Page text ->
::::::

Darbar: Crown Less King’s War
Star Cast: Rajnikanth, Suniel Shetty, Nivetha Thomas, Nayanthara, Prateik Babbar, Jatin Shah, Dalip Tahil, and Sriman.
Music Composed by Anirudh Ravichander
Cinematography by Santosh Sivan
Directed by A R Murugadoss
Tamil directors, at times, seem to go for heavy gesturing scenes with Stars in their film. Either they feel that the best mass moments involve only star actors trying to gesture in their famous slow-motion shots or for every ten minutes looking at the camera in anticipation of a whistle. But even those gestures work today, because of the kind of films they did earlier. Because of the kind of characters they immortalized in our memory. But if you base your entire film just on that, even hardcore fans won’t be pleased.
Rajnikanth has become a proof of such films in South India, lately. All the directors think about, is to make him walk fast in a slow-motion shot or make him fight in another slow motion shot. As these shots appear on the screen, the composer tries to bring in some nostalgic themes or their theme songs and fans go crazy whistling. Hence, the fan moment is achieved. Actually, fans go and scold excess use of such moments and treat the makers with heavy disrespect. Rajnikanth managed to entertain 3 generations and such an actor needs much better scripts that give a new experience with him in the lead. But all the directors are managing are quarter and half baked scenes with same old stories.

::::::

Stored records ->
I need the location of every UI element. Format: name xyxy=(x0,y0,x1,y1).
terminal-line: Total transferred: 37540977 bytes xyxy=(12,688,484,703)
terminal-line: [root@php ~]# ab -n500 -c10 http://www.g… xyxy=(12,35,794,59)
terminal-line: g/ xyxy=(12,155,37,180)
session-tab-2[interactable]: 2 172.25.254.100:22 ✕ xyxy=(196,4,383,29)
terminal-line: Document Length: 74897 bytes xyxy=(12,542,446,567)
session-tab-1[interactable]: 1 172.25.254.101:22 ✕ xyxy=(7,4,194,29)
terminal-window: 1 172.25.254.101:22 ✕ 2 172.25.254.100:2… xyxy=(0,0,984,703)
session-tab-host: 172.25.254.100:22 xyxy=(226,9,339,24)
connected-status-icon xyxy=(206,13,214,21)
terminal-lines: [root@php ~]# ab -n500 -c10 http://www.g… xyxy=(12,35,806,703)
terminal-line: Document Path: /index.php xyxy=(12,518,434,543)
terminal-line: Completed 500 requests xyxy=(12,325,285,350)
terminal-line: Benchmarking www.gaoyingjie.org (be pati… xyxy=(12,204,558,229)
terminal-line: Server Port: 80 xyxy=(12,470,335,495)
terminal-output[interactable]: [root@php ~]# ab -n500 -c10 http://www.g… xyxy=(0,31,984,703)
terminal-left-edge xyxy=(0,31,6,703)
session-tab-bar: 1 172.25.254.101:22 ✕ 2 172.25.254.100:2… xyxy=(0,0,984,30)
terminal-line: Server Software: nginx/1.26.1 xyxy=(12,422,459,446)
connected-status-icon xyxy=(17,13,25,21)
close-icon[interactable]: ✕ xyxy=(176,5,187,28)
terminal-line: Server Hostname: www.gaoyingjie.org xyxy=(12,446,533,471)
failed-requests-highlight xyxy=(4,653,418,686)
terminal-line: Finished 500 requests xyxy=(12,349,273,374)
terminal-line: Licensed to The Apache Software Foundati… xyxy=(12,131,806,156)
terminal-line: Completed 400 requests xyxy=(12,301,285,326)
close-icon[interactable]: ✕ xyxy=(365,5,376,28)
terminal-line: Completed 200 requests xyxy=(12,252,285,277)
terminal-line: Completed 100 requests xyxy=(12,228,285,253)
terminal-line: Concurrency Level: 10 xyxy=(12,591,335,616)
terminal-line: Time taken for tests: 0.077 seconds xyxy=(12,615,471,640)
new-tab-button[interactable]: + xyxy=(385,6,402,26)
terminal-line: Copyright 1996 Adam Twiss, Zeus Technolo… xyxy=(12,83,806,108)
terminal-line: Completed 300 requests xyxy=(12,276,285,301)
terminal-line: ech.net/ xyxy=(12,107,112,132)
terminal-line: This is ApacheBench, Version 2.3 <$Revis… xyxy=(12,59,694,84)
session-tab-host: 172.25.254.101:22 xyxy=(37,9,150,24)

::::::

Requirement A -> According to the Darbar review, who composed the film's music?
Requirement B -> Replace "Document" with "Page" in the records. Cover everything from the first line of the records down to the line containing "terminal-left-edge xyxy=(0,31,6,703)", both ends included, and return only those lines with nothing else changed.

Response A -> Anirudh Ravichander

Response B ->
I need the location of every UI element. Format: name xyxy=(x0,y0,x1,y1).
terminal-line: Total transferred: 37540977 bytes xyxy=(12,688,484,703)
terminal-line: [root@php ~]# ab -n500 -c10 http://www.g… xyxy=(12,35,794,59)
terminal-line: g/ xyxy=(12,155,37,180)
session-tab-2[interactable]: 2 172.25.254.100:22 ✕ xyxy=(196,4,383,29)
terminal-line: Page Length: 74897 bytes xyxy=(12,542,446,567)
session-tab-1[interactable]: 1 172.25.254.101:22 ✕ xyxy=(7,4,194,29)
terminal-window: 1 172.25.254.101:22 ✕ 2 172.25.254.100:2… xyxy=(0,0,984,703)
session-tab-host: 172.25.254.100:22 xyxy=(226,9,339,24)
connected-status-icon xyxy=(206,13,214,21)
terminal-lines: [root@php ~]# ab -n500 -c10 http://www.g… xyxy=(12,35,806,703)
terminal-line: Page Path: /index.php xyxy=(12,518,434,543)
terminal-line: Completed 500 requests xyxy=(12,325,285,350)
terminal-line: Benchmarking www.gaoyingjie.org (be pati… xyxy=(12,204,558,229)
terminal-line: Server Port: 80 xyxy=(12,470,335,495)
terminal-output[interactable]: [root@php ~]# ab -n500 -c10 http://www.g… xyxy=(0,31,984,703)
terminal-left-edge xyxy=(0,31,6,703)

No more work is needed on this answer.